-- BEGIN --

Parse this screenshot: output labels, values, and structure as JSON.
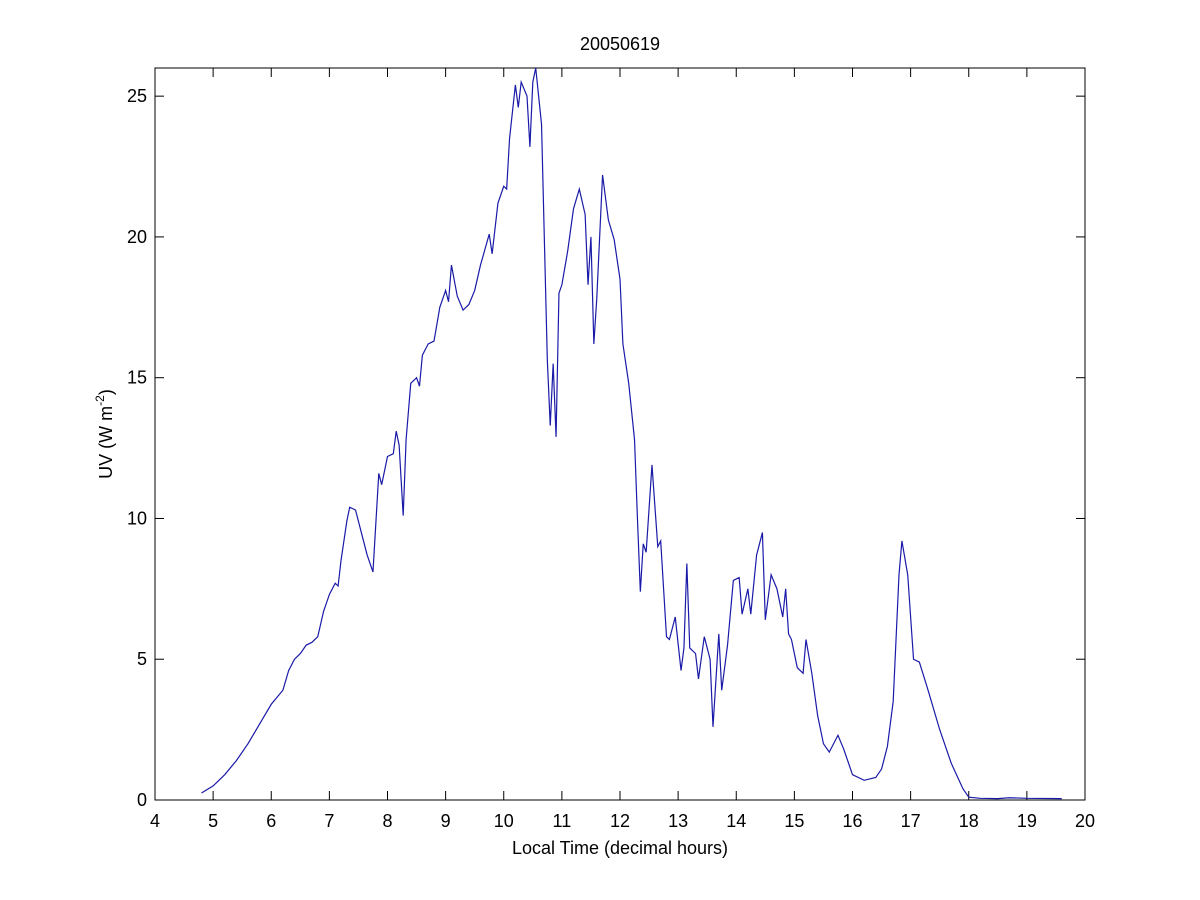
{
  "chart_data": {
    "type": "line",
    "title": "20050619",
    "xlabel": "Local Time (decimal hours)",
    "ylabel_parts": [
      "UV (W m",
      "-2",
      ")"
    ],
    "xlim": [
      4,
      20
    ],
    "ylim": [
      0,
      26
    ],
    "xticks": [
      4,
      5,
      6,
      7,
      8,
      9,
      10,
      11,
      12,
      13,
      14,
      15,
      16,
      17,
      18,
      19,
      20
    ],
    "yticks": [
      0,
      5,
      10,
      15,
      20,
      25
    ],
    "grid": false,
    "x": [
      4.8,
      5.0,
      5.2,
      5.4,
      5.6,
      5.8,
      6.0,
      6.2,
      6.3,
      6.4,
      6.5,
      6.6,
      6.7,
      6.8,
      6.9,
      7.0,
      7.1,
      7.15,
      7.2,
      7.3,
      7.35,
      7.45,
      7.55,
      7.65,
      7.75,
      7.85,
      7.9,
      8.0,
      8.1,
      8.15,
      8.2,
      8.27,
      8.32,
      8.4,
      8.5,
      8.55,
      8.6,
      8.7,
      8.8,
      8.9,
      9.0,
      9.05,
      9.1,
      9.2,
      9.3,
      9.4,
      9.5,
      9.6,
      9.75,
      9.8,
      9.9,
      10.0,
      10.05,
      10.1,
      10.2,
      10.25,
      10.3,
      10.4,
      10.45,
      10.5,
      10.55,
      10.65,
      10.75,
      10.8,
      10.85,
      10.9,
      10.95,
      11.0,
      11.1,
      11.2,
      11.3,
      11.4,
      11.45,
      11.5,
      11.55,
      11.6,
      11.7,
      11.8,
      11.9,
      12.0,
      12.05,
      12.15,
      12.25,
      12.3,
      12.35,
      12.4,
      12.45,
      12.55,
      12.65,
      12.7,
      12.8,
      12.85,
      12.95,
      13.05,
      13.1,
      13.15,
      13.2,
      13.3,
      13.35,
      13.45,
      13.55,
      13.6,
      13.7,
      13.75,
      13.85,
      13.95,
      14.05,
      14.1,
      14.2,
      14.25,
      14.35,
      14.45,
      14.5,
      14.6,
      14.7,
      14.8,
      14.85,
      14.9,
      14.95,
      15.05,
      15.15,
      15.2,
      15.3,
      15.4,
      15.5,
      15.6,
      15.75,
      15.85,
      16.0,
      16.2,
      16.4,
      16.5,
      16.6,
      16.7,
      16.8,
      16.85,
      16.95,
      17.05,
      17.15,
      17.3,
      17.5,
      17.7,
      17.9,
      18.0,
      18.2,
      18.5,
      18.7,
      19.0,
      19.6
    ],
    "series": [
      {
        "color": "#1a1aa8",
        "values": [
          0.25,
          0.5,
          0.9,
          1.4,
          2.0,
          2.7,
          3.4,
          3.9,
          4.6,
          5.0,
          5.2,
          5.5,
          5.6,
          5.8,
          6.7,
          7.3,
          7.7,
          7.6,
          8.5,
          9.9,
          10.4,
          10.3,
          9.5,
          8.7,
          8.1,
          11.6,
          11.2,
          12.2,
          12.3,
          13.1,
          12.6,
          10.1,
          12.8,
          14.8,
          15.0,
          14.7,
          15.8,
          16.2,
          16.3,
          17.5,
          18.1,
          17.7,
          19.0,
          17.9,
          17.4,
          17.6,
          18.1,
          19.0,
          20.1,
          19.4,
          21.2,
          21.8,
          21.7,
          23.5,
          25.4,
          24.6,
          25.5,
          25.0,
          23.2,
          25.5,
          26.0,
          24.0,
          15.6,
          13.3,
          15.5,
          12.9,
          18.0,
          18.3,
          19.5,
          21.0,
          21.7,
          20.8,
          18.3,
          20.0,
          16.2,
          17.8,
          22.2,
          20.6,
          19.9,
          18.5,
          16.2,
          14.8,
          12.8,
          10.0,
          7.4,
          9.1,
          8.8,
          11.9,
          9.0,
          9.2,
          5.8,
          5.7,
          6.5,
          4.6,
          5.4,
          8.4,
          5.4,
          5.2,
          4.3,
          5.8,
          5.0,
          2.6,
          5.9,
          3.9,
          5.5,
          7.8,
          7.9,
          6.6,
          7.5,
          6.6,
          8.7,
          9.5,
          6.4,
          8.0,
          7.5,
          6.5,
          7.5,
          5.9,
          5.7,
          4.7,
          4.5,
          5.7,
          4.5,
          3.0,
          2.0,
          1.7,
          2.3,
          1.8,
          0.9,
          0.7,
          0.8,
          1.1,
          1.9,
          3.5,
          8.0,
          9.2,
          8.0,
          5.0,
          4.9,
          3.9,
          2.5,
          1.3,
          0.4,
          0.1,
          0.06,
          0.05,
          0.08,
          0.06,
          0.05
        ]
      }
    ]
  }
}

-- END --
-- BEGIN --

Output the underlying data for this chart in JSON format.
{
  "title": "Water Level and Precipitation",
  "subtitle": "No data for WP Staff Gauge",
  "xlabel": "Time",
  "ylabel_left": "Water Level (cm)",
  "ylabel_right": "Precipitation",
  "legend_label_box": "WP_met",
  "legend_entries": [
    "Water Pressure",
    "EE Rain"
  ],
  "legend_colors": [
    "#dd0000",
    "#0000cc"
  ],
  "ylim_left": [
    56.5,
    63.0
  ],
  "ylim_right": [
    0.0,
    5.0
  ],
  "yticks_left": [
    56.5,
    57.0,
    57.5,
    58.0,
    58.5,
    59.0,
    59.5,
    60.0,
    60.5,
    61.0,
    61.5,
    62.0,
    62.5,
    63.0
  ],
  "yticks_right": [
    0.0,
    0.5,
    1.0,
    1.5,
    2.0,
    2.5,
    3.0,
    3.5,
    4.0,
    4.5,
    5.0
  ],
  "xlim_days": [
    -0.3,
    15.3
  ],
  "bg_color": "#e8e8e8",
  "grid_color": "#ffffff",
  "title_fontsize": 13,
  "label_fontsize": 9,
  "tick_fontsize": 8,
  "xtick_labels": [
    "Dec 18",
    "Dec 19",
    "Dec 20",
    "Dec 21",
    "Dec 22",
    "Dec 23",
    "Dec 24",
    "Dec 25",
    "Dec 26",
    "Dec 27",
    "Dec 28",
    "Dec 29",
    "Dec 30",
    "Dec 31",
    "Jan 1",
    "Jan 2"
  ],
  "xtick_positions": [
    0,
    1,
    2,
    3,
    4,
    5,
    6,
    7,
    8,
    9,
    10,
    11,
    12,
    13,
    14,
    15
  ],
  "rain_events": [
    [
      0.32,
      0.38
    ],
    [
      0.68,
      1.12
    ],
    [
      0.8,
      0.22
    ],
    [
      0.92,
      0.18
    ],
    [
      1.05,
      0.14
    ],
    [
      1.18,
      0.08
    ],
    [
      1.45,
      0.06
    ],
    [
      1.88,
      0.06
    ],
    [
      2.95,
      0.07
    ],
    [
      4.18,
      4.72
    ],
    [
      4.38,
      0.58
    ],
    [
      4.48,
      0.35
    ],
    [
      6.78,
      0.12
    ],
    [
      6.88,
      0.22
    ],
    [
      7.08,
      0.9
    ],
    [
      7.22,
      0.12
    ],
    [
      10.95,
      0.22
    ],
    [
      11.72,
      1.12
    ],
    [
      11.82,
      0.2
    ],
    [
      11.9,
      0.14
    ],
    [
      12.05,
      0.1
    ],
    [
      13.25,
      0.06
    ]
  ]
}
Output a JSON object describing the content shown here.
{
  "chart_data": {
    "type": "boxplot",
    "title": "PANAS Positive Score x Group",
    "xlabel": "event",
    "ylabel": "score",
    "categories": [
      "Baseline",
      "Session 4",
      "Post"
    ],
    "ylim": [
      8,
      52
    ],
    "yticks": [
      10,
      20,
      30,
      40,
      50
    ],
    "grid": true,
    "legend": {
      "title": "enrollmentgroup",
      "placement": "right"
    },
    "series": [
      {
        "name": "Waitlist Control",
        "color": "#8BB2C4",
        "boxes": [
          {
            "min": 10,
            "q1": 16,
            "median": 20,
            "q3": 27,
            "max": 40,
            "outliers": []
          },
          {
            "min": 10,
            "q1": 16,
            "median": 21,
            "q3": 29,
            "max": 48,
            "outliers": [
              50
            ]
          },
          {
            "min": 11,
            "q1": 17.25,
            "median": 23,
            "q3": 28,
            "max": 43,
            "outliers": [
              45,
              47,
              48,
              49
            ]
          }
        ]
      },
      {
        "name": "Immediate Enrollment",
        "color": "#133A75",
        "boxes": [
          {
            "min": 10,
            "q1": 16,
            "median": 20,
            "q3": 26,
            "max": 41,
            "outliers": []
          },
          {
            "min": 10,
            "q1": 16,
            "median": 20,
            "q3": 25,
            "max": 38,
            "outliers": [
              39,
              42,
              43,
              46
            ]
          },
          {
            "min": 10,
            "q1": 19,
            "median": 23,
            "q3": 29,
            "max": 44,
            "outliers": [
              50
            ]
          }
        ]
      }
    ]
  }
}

-- END --

◆ **Your objective**
Select, from the listing, all lines that include the word "Level".

◆ **Exercise answer**
  "title": "Water Level and Precipitation",
  "ylabel_left": "Water Level (cm)",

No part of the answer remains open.